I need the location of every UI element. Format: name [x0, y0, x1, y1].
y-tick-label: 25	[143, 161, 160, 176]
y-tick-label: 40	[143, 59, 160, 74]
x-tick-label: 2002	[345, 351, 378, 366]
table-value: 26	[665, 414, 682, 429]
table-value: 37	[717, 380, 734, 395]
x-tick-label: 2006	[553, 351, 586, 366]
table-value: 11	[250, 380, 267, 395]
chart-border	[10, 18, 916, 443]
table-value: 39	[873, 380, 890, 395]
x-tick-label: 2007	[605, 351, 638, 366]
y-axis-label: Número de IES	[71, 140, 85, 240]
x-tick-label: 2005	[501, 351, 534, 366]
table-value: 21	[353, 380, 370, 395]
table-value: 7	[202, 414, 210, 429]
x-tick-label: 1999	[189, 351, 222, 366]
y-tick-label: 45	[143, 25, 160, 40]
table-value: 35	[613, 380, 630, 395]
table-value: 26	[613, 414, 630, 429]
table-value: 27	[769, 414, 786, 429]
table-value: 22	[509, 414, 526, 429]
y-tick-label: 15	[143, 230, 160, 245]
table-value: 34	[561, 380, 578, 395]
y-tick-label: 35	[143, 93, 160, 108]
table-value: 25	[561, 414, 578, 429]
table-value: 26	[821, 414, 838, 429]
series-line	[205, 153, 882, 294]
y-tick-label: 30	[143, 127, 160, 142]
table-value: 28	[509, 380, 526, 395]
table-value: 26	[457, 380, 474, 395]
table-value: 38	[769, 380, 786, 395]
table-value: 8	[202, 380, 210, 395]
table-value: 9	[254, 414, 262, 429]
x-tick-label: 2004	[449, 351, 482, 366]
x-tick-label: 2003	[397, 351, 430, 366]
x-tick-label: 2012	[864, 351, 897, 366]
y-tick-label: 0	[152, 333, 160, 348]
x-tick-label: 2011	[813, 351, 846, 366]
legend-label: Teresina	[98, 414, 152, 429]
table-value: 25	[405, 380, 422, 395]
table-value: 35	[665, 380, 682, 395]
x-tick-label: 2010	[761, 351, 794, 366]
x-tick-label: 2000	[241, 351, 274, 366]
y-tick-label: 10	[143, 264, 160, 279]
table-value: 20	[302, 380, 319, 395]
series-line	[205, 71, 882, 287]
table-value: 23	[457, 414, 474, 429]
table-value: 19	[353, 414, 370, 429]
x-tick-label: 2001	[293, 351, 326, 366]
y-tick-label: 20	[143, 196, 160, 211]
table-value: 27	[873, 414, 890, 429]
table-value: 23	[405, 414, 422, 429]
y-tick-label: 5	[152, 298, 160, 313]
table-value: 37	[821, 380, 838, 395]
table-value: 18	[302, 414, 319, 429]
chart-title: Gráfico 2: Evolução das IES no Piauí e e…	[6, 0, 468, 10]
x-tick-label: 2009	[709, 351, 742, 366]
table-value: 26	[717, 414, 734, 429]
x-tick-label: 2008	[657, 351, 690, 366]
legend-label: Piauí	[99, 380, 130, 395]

□ □ □ □

### TASK STATEMENT
Copy out the rows from the first one through the row containing "414, 262, 429]", both included, leaving each line unchanged.

### RESULT OF THIS TASK
I need the location of every UI element. Format: name [x0, y0, x1, y1].
y-tick-label: 25	[143, 161, 160, 176]
y-tick-label: 40	[143, 59, 160, 74]
x-tick-label: 2002	[345, 351, 378, 366]
table-value: 26	[665, 414, 682, 429]
table-value: 37	[717, 380, 734, 395]
x-tick-label: 2006	[553, 351, 586, 366]
table-value: 11	[250, 380, 267, 395]
chart-border	[10, 18, 916, 443]
table-value: 39	[873, 380, 890, 395]
x-tick-label: 2007	[605, 351, 638, 366]
y-axis-label: Número de IES	[71, 140, 85, 240]
x-tick-label: 2005	[501, 351, 534, 366]
table-value: 21	[353, 380, 370, 395]
table-value: 7	[202, 414, 210, 429]
x-tick-label: 1999	[189, 351, 222, 366]
y-tick-label: 45	[143, 25, 160, 40]
table-value: 35	[613, 380, 630, 395]
table-value: 26	[613, 414, 630, 429]
table-value: 27	[769, 414, 786, 429]
table-value: 22	[509, 414, 526, 429]
y-tick-label: 15	[143, 230, 160, 245]
table-value: 34	[561, 380, 578, 395]
y-tick-label: 35	[143, 93, 160, 108]
table-value: 25	[561, 414, 578, 429]
table-value: 26	[821, 414, 838, 429]
series-line	[205, 153, 882, 294]
y-tick-label: 30	[143, 127, 160, 142]
table-value: 28	[509, 380, 526, 395]
table-value: 26	[457, 380, 474, 395]
table-value: 38	[769, 380, 786, 395]
table-value: 8	[202, 380, 210, 395]
table-value: 9	[254, 414, 262, 429]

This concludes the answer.